» WHAT YOU SHOULD DO
Extract each line containing the string "side".

» DATA EXCERPTS
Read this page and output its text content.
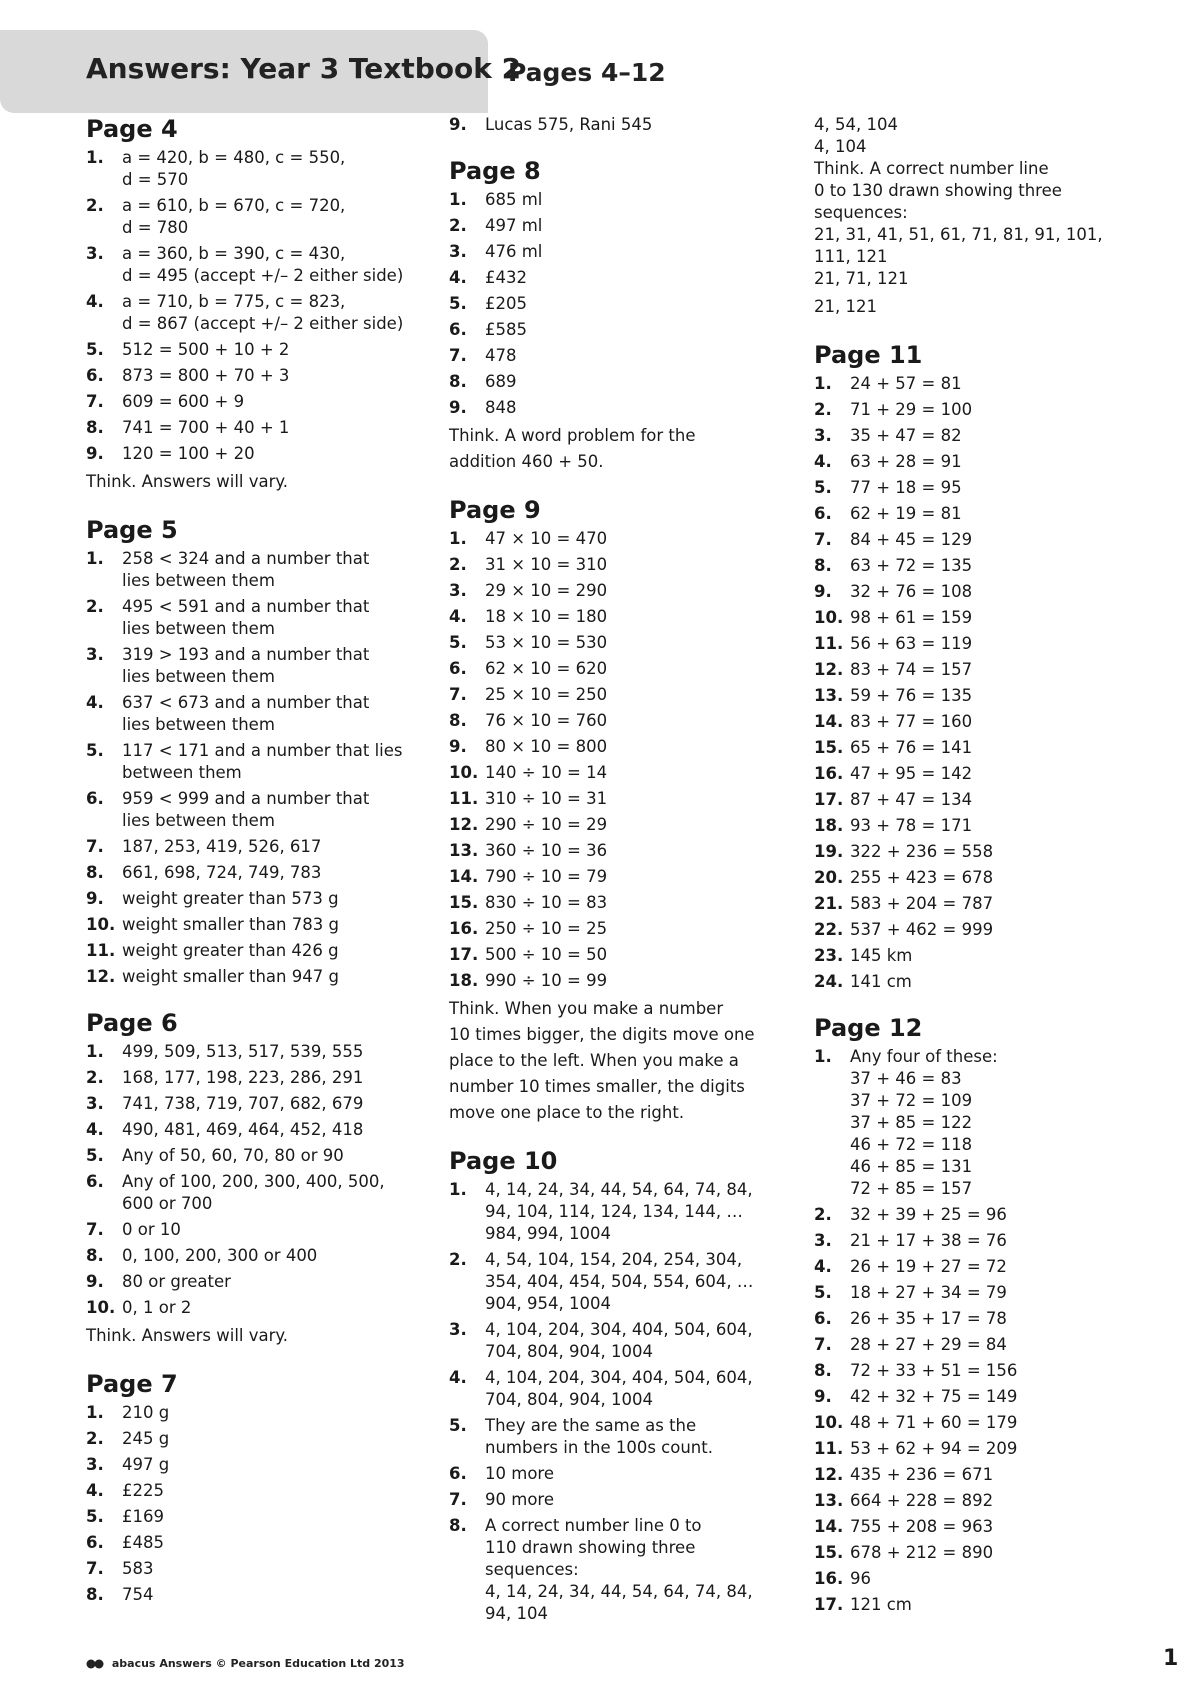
Answers: Year 3 Textbook 2
Pages 4–12
Page 4
1.	a = 420, b = 480, c = 550,
d = 570
2.	a = 610, b = 670, c = 720,
d = 780
3.	a = 360, b = 390, c = 430,
d = 495 (accept +/– 2 either side)
4.	a = 710, b = 775, c = 823,
d = 867 (accept +/– 2 either side)
5.	512 = 500 + 10 + 2
6.	873 = 800 + 70 + 3
7.	609 = 600 + 9
8.	741 = 700 + 40 + 1
9.	120 = 100 + 20
Think. Answers will vary.
Page 5
1.	258 < 324 and a number that
lies between them
2.	495 < 591 and a number that
lies between them
3.	319 > 193 and a number that
lies between them
4.	637 < 673 and a number that
lies between them
5.	117 < 171 and a number that lies
between them
6.	959 < 999 and a number that
lies between them
7.	187, 253, 419, 526, 617
8.	661, 698, 724, 749, 783
9.	weight greater than 573 g
10. weight smaller than 783 g
11. weight greater than 426 g
12. weight smaller than 947 g
Page 6
1.	499, 509, 513, 517, 539, 555
2.	168, 177, 198, 223, 286, 291
3.	741, 738, 719, 707, 682, 679
4.	490, 481, 469, 464, 452, 418
5.	Any of 50, 60, 70, 80 or 90
6.	Any of 100, 200, 300, 400, 500,
600 or 700
7.	0 or 10
8.	0, 100, 200, 300 or 400
9.	80 or greater
10. 0, 1 or 2
Think. Answers will vary.
Page 7
1.	210 g
2.	245 g
3.	497 g
4.	£225
5.	£169
6.	£485
7.	583
8.	754
9.	Lucas 575, Rani 545
Page 8
1.	685 ml
2.	497 ml
3.	476 ml
4.	£432
5.	£205
6.	£585
7.	478
8.	689
9.	848
Think. A word problem for the
addition 460 + 50.
Page 9
1.	47 × 10 = 470
2.	31 × 10 = 310
3.	29 × 10 = 290
4.	18 × 10 = 180
5.	53 × 10 = 530
6.	62 × 10 = 620
7.	25 × 10 = 250
8.	76 × 10 = 760
9.	80 × 10 = 800
10. 140 ÷ 10 = 14
11. 310 ÷ 10 = 31
12. 290 ÷ 10 = 29
13. 360 ÷ 10 = 36
14. 790 ÷ 10 = 79
15. 830 ÷ 10 = 83
16. 250 ÷ 10 = 25
17. 500 ÷ 10 = 50
18. 990 ÷ 10 = 99
Think. When you make a number
10 times bigger, the digits move one
place to the left. When you make a
number 10 times smaller, the digits
move one place to the right.
Page 10
1.	4, 14, 24, 34, 44, 54, 64, 74, 84,
94, 104, 114, 124, 134, 144, …
984, 994, 1004
2.	4, 54, 104, 154, 204, 254, 304,
354, 404, 454, 504, 554, 604, …
904, 954, 1004
3.	4, 104, 204, 304, 404, 504, 604,
704, 804, 904, 1004
4.	4, 104, 204, 304, 404, 504, 604,
704, 804, 904, 1004
5.	They are the same as the
numbers in the 100s count.
6.	10 more
7.	90 more
8.	A correct number line 0 to
110 drawn showing three
sequences:
4, 14, 24, 34, 44, 54, 64, 74, 84,
94, 104
4, 54, 104
4, 104
Think. A correct number line
0 to 130 drawn showing three
sequences:
21, 31, 41, 51, 61, 71, 81, 91, 101,
111, 121
21, 71, 121
21, 121
Page 11
1.	24 + 57 = 81
2.	71 + 29 = 100
3.	35 + 47 = 82
4.	63 + 28 = 91
5.	77 + 18 = 95
6.	62 + 19 = 81
7.	84 + 45 = 129
8.	63 + 72 = 135
9.	32 + 76 = 108
10. 98 + 61 = 159
11. 56 + 63 = 119
12. 83 + 74 = 157
13. 59 + 76 = 135
14. 83 + 77 = 160
15. 65 + 76 = 141
16. 47 + 95 = 142
17. 87 + 47 = 134
18. 93 + 78 = 171
19. 322 + 236 = 558
20. 255 + 423 = 678
21. 583 + 204 = 787
22. 537 + 462 = 999
23. 145 km
24. 141 cm
Page 12
1.	Any four of these:
37 + 46 = 83
37 + 72 = 109
37 + 85 = 122
46 + 72 = 118
46 + 85 = 131
72 + 85 = 157
2.	32 + 39 + 25 = 96
3.	21 + 17 + 38 = 76
4.	26 + 19 + 27 = 72
5.	18 + 27 + 34 = 79
6.	26 + 35 + 17 = 78
7.	28 + 27 + 29 = 84
8.	72 + 33 + 51 = 156
9.	42 + 32 + 75 = 149
10. 48 + 71 + 60 = 179
11. 53 + 62 + 94 = 209
12. 435 + 236 = 671
13. 664 + 228 = 892
14. 755 + 208 = 963
15. 678 + 212 = 890
16. 96
17. 121 cm
abacus Answers © Pearson Education Ltd 2013	1
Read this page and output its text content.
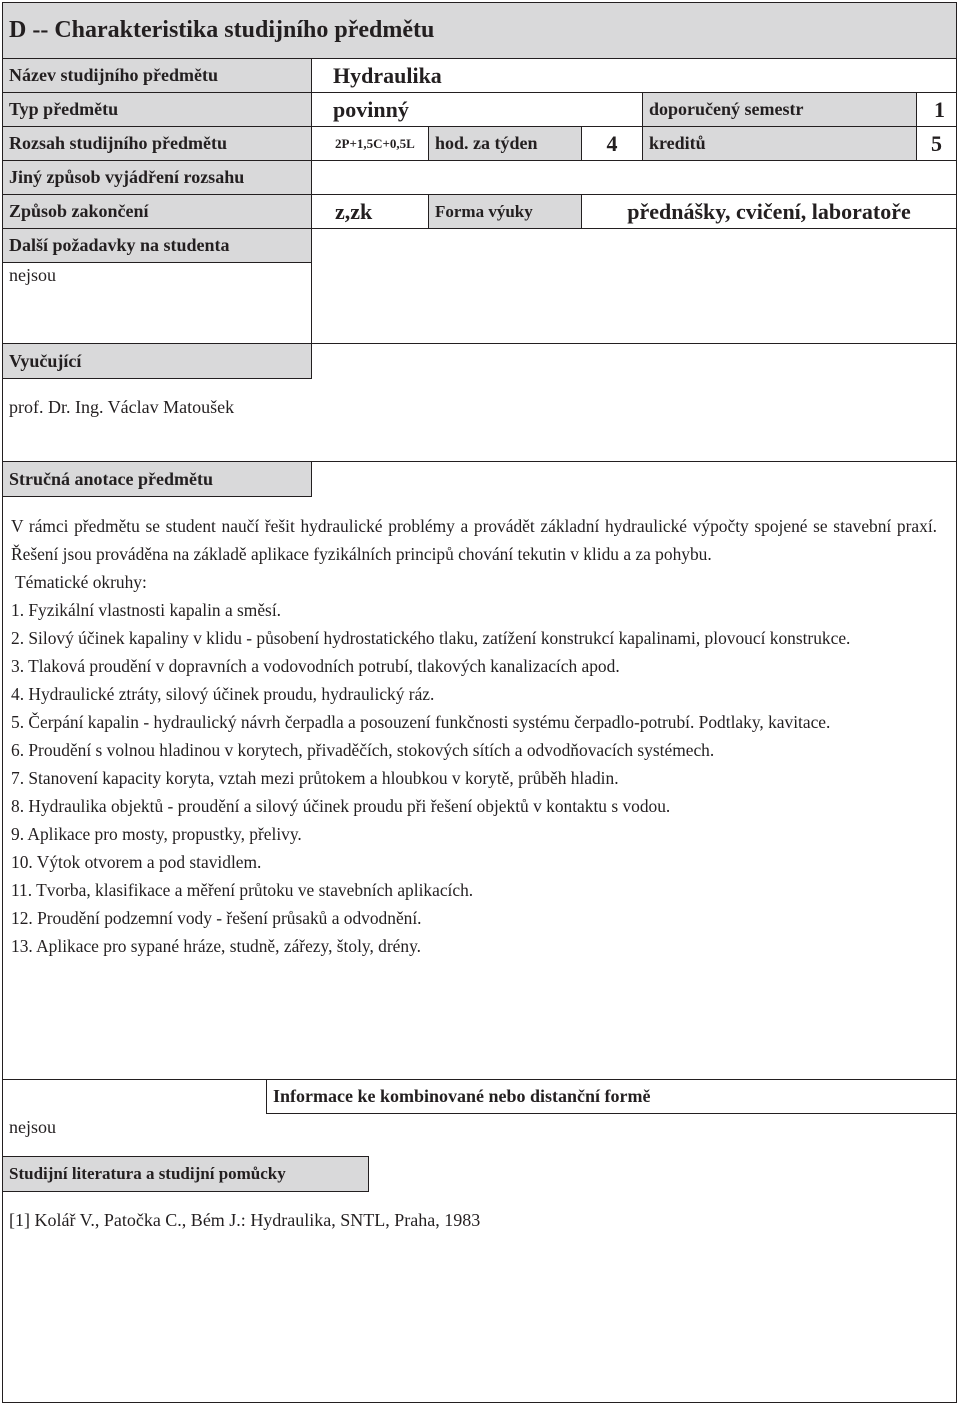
D -- Charakteristika studijního předmětu
Název studijního předmětu	Hydraulika
Typ předmětu	povinný	doporučený semestr	1
Rozsah studijního předmětu	2P+1,5C+0,5L	hod. za týden	4	kreditů	5
Jiný způsob vyjádření rozsahu
Způsob zakončení	z,zk	Forma výuky	přednášky, cvičení, laboratoře
Další požadavky na studenta
nejsou
Vyučující
prof. Dr. Ing. Václav Matoušek
Stručná anotace předmětu

V rámci předmětu se student naučí řešit hydraulické problémy a provádět základní hydraulické výpočty spojené se stavební praxí. Řešení jsou prováděna na základě aplikace fyzikálních principů chování tekutin v klidu a za pohybu.

Tématické okruhy:

1. Fyzikální vlastnosti kapalin a směsí.

2. Silový účinek kapaliny v klidu - působení hydrostatického tlaku, zatížení konstrukcí kapalinami, plovoucí konstrukce.

3. Tlaková proudění v dopravních a vodovodních potrubí, tlakových kanalizacích apod.

4. Hydraulické ztráty, silový účinek proudu, hydraulický ráz.

5. Čerpání kapalin - hydraulický návrh čerpadla a posouzení funkčnosti systému čerpadlo-potrubí. Podtlaky, kavitace.

6. Proudění s volnou hladinou v korytech, přivaděčích, stokových sítích a odvodňovacích systémech.

7. Stanovení kapacity koryta, vztah mezi průtokem a hloubkou v korytě, průběh hladin.

8. Hydraulika objektů - proudění a silový účinek proudu při řešení objektů v kontaktu s vodou.

9. Aplikace pro mosty, propustky, přelivy.

10. Výtok otvorem a pod stavidlem.

11. Tvorba, klasifikace a měření průtoku ve stavebních aplikacích.

12. Proudění podzemní vody - řešení průsaků a odvodnění.

13. Aplikace pro sypané hráze, studně, zářezy, štoly, drény.

Informace ke kombinované nebo distanční formě
nejsou
Studijní literatura a studijní pomůcky
[1] Kolář V., Patočka C., Bém J.: Hydraulika, SNTL, Praha, 1983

» OUTPUT OF THE EXERCISE
d = 495 (accept +/– 2 either side)
d = 867 (accept +/– 2 either side)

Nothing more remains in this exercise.